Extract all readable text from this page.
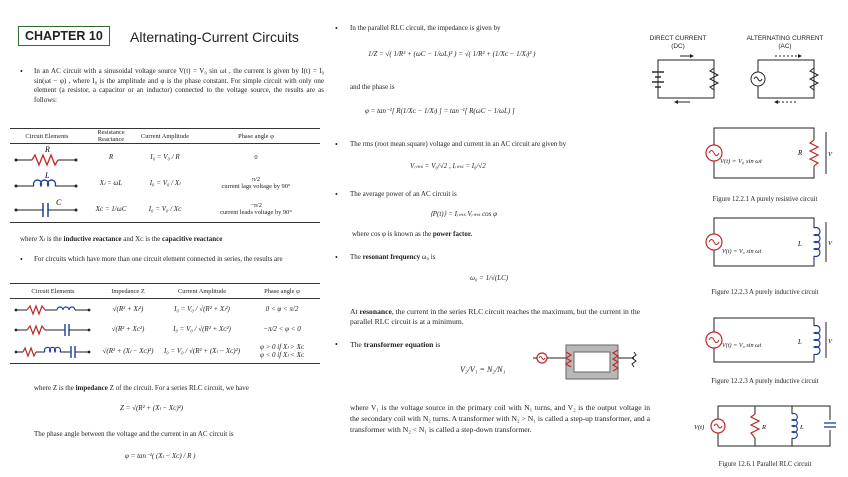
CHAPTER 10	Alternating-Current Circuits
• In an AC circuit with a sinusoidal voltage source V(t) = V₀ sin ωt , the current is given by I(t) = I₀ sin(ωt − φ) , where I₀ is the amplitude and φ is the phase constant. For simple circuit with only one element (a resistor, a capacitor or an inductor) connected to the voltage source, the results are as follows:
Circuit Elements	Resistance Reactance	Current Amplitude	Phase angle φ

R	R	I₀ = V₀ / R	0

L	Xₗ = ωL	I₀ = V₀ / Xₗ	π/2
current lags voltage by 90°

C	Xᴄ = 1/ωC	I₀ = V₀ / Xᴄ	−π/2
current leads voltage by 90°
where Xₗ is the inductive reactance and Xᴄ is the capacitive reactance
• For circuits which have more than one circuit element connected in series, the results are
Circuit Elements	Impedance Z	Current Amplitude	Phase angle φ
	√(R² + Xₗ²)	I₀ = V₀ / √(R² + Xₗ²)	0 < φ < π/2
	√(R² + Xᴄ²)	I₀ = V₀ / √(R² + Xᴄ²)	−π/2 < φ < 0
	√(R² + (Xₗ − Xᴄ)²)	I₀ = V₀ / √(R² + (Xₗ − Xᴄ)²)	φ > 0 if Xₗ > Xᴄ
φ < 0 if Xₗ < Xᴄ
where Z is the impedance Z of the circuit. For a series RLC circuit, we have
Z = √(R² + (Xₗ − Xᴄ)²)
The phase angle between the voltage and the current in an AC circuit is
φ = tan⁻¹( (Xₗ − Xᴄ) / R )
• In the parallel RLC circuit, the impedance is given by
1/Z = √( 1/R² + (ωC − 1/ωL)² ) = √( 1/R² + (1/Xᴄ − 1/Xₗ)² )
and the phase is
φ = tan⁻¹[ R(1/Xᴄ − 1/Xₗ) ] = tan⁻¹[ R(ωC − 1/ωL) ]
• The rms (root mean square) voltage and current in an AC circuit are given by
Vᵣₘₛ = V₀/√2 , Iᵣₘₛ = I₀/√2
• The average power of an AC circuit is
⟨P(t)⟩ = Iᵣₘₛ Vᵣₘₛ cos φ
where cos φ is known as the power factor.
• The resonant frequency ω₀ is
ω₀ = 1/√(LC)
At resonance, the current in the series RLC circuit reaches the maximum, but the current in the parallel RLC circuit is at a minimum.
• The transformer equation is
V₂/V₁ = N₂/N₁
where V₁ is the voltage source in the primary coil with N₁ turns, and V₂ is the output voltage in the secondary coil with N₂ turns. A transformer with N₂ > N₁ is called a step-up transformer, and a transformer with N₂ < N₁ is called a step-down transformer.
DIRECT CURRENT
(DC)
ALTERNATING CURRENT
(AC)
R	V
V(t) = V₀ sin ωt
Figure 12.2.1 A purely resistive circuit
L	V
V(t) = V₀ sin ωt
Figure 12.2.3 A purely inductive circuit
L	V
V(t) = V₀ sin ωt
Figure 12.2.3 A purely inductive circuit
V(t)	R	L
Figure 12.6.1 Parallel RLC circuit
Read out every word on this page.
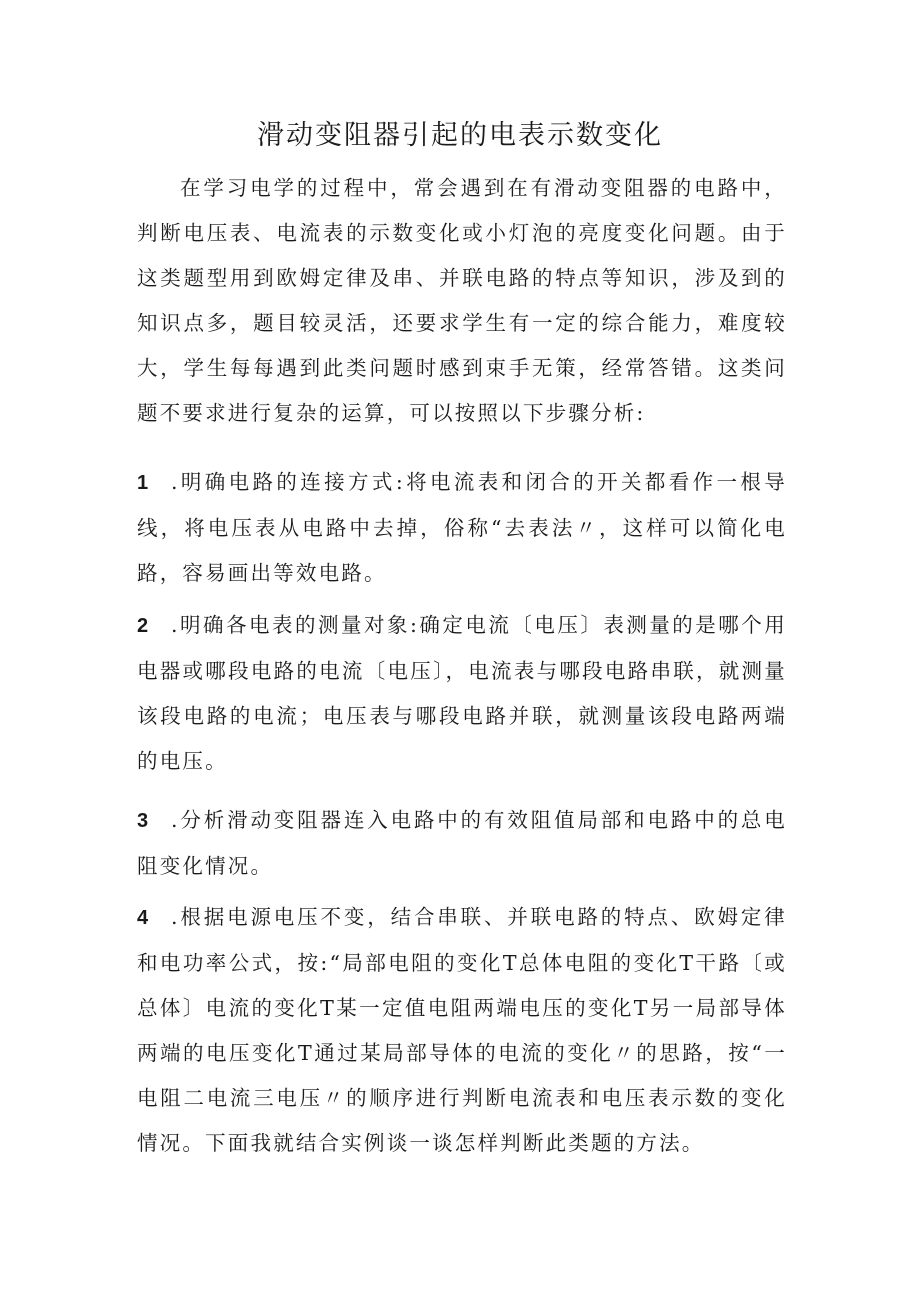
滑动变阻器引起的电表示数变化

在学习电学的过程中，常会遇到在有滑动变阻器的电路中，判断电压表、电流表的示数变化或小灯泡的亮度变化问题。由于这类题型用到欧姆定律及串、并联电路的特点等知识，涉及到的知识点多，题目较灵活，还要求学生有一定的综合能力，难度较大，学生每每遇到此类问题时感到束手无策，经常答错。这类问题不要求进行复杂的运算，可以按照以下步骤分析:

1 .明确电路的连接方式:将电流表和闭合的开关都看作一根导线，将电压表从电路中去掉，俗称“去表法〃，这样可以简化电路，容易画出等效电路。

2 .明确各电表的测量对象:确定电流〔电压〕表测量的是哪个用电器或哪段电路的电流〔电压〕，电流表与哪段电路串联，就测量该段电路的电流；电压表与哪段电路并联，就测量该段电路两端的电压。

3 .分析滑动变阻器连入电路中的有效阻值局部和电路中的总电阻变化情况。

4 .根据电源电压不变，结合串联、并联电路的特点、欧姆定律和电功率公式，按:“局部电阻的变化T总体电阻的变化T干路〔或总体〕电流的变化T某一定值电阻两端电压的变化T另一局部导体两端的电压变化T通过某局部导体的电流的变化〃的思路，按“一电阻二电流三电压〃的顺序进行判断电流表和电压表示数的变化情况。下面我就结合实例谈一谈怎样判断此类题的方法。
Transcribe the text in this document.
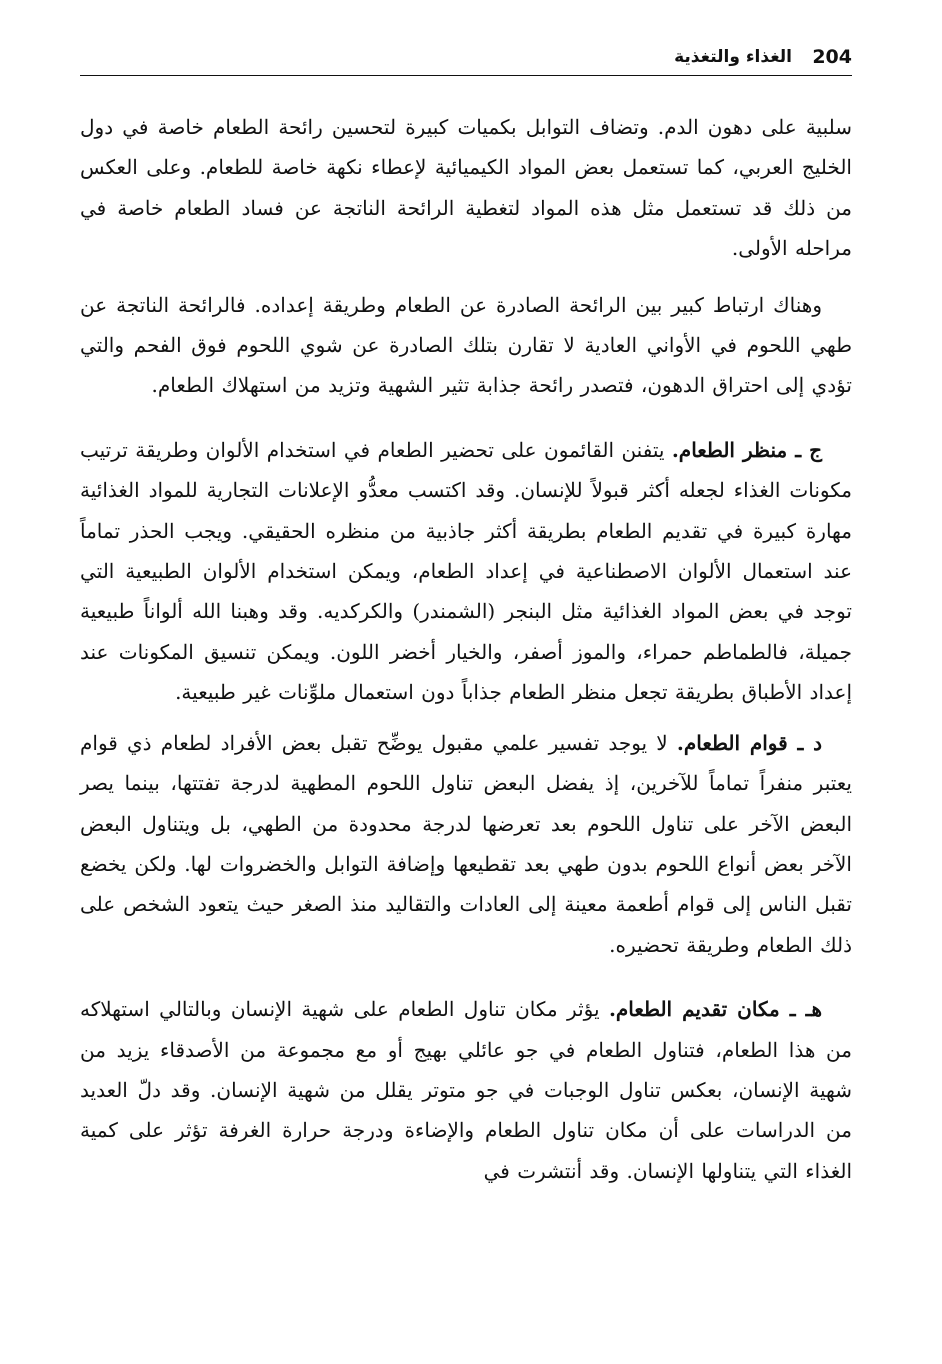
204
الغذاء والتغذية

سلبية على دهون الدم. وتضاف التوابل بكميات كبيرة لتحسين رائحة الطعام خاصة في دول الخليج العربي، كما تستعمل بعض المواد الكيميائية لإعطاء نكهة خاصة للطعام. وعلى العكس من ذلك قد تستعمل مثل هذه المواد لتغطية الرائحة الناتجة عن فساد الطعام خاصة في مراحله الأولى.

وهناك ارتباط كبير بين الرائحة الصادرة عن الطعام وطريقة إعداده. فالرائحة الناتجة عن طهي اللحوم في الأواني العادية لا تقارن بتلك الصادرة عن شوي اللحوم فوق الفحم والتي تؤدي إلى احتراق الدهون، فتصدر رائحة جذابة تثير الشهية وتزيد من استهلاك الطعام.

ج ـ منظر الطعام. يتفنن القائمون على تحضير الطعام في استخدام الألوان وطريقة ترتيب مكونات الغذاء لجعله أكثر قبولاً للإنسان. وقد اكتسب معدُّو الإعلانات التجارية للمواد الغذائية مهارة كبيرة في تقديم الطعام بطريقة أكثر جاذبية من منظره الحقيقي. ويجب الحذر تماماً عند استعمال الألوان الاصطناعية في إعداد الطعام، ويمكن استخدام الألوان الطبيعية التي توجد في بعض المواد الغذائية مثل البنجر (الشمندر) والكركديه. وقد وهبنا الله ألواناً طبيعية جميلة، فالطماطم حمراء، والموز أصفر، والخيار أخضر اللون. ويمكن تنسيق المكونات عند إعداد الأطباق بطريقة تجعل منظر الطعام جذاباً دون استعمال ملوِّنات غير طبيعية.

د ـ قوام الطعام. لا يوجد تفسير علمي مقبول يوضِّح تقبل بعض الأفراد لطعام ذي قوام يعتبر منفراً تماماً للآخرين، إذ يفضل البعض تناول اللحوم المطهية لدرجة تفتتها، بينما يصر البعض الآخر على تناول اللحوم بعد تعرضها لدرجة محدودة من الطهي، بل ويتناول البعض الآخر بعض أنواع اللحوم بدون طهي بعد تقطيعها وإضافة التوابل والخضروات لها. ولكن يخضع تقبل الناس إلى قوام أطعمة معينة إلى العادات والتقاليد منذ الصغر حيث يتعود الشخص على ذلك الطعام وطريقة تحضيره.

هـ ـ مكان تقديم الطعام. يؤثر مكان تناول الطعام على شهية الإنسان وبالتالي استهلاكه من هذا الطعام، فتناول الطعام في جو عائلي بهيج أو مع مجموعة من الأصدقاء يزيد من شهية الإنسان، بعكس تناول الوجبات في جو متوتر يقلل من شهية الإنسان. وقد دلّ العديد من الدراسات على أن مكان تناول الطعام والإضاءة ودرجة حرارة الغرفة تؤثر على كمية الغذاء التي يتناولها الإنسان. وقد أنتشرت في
● ● ● ● ● ● ●
◆ WHAT TO PRODUCE ◆
Collect every line with the string "الناتجة" from the records, and copy each.

◆ SOLVED PROBLEM ◆
سلبية على دهون الدم. وتضاف التوابل بكميات كبيرة لتحسين رائحة الطعام خاصة في دول الخليج العربي، كما تستعمل بعض المواد الكيميائية لإعطاء نكهة خاصة للطعام. وعلى العكس من ذلك قد تستعمل مثل هذه المواد لتغطية الرائحة الناتجة عن فساد الطعام خاصة في مراحله الأولى.
وهناك ارتباط كبير بين الرائحة الصادرة عن الطعام وطريقة إعداده. فالرائحة الناتجة عن طهي اللحوم في الأواني العادية لا تقارن بتلك الصادرة عن شوي اللحوم فوق الفحم والتي تؤدي إلى احتراق الدهون، فتصدر رائحة جذابة تثير الشهية وتزيد من استهلاك الطعام.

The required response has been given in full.